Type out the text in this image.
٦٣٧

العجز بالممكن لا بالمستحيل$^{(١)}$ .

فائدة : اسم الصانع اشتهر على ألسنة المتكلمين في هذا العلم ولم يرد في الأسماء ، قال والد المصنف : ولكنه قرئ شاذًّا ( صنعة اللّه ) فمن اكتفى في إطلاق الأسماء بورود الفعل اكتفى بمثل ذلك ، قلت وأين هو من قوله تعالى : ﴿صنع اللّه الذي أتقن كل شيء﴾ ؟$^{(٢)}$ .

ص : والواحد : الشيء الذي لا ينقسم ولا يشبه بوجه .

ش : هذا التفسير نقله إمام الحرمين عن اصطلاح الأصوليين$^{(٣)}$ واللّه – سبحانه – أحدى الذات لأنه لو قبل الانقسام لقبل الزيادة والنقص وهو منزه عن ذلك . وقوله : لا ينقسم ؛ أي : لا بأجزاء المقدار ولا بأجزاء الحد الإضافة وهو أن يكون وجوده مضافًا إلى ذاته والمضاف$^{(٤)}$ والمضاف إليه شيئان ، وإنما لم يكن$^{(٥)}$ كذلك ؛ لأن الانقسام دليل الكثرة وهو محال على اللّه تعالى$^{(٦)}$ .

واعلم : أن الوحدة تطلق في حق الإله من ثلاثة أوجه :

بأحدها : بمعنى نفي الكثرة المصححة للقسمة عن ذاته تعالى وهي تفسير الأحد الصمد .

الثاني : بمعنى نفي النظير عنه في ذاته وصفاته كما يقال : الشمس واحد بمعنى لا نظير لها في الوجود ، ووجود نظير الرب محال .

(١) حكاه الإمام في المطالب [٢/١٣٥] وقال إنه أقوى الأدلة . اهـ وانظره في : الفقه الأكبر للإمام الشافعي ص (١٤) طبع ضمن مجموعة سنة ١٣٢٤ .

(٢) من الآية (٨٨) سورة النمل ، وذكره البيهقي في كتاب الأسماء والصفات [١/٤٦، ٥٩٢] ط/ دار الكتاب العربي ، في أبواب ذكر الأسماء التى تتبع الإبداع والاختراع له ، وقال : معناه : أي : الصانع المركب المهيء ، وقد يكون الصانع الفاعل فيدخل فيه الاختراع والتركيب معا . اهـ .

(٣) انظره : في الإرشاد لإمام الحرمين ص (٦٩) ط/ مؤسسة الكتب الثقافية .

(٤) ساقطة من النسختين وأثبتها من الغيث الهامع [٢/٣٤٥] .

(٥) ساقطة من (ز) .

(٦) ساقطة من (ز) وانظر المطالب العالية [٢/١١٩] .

==

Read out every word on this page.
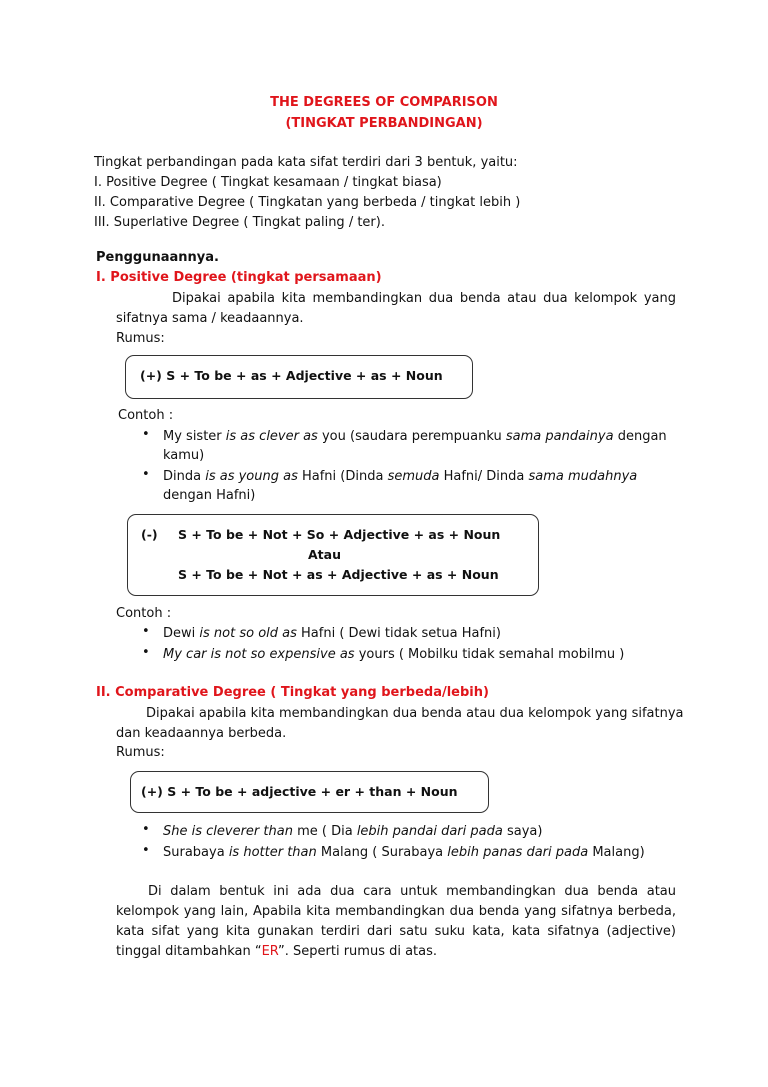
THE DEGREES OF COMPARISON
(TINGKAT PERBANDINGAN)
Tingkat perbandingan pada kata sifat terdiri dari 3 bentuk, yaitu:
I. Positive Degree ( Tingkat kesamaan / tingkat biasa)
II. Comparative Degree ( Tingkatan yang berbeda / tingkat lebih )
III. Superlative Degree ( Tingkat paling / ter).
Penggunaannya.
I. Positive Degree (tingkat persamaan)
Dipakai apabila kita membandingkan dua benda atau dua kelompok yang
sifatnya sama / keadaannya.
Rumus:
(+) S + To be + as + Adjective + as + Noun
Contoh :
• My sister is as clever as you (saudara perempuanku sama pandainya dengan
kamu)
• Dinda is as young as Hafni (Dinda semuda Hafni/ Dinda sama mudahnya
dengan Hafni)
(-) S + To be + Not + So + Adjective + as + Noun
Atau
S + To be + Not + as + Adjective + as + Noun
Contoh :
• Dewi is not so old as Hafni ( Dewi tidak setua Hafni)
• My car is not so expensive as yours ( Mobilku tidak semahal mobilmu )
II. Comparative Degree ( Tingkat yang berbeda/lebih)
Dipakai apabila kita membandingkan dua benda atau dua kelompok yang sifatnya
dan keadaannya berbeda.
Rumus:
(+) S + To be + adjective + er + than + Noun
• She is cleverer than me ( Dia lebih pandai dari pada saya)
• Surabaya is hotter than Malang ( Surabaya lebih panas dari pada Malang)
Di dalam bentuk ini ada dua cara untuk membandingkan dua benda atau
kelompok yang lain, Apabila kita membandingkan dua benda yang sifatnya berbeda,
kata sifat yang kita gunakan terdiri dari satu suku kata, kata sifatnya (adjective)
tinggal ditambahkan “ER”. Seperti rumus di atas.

■ **Problem details**:
Pick out the lines above that hold the string "تعالى" and show them.

■ **Exercise answer**:
فائدة : اسم الصانع اشتهر على ألسنة المتكلمين في هذا العلم ولم يرد في الأسماء ، قال والد المصنف : ولكنه قرئ شاذًّا ( صنعة اللّه ) فمن اكتفى في إطلاق الأسماء بورود الفعل اكتفى بمثل ذلك ، قلت وأين هو من قوله تعالى : ﴿صنع اللّه الذي أتقن كل شيء﴾ ؟$^{(٢)}$ .
ش : هذا التفسير نقله إمام الحرمين عن اصطلاح الأصوليين$^{(٣)}$ واللّه – سبحانه – أحدى الذات لأنه لو قبل الانقسام لقبل الزيادة والنقص وهو منزه عن ذلك . وقوله : لا ينقسم ؛ أي : لا بأجزاء المقدار ولا بأجزاء الحد الإضافة وهو أن يكون وجوده مضافًا إلى ذاته والمضاف$^{(٤)}$ والمضاف إليه شيئان ، وإنما لم يكن$^{(٥)}$ كذلك ؛ لأن الانقسام دليل الكثرة وهو محال على اللّه تعالى$^{(٦)}$ .
بأحدها : بمعنى نفي الكثرة المصححة للقسمة عن ذاته تعالى وهي تفسير الأحد الصمد .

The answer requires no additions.